Set each record down exactly, excluding all images.

:::::

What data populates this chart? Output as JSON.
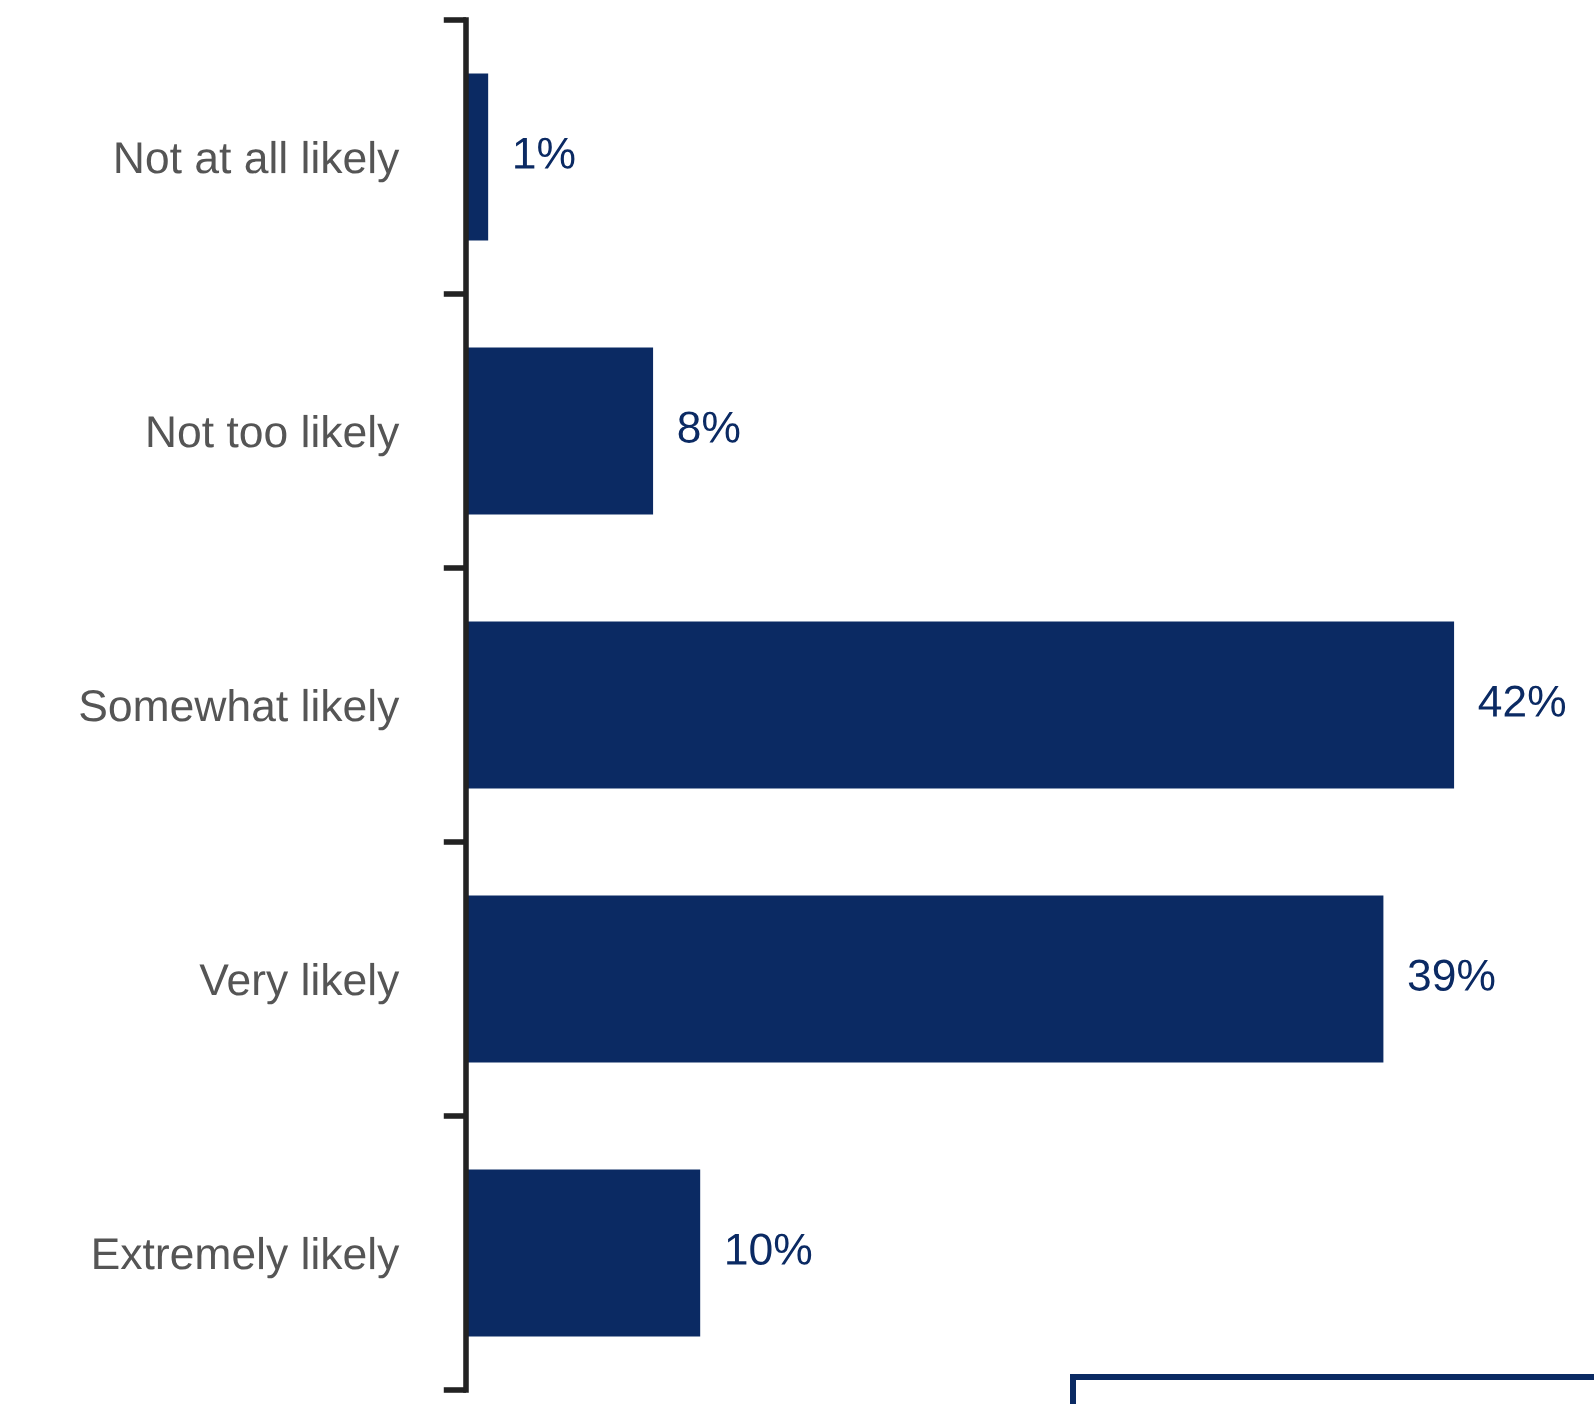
{
  "chart_data": {
    "type": "bar",
    "orientation": "horizontal",
    "categories": [
      "Not at all likely",
      "Not too likely",
      "Somewhat likely",
      "Very likely",
      "Extremely likely"
    ],
    "values": [
      1,
      8,
      42,
      39,
      10
    ],
    "value_labels": [
      "1%",
      "8%",
      "42%",
      "39%",
      "10%"
    ],
    "color": "#0b2a63",
    "grid": false,
    "legend": false,
    "tick_labels": "y"
  }
}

:::::

→ WRITTEN SOLUTION
What data populates this chart? Output as JSON.
{
  "chart_data": {
    "type": "bar",
    "orientation": "horizontal",
    "categories": [
      "Not at all likely",
      "Not too likely",
      "Somewhat likely",
      "Very likely",
      "Extremely likely"
    ],
    "values": [
      1,
      8,
      42,
      39,
      10
    ],
    "value_labels": [
      "1%",
      "8%",
      "42%",
      "39%",
      "10%"
    ],
    "color": "#0b2a63",
    "grid": false,
    "legend": false,
    "tick_labels": "y"
  }
}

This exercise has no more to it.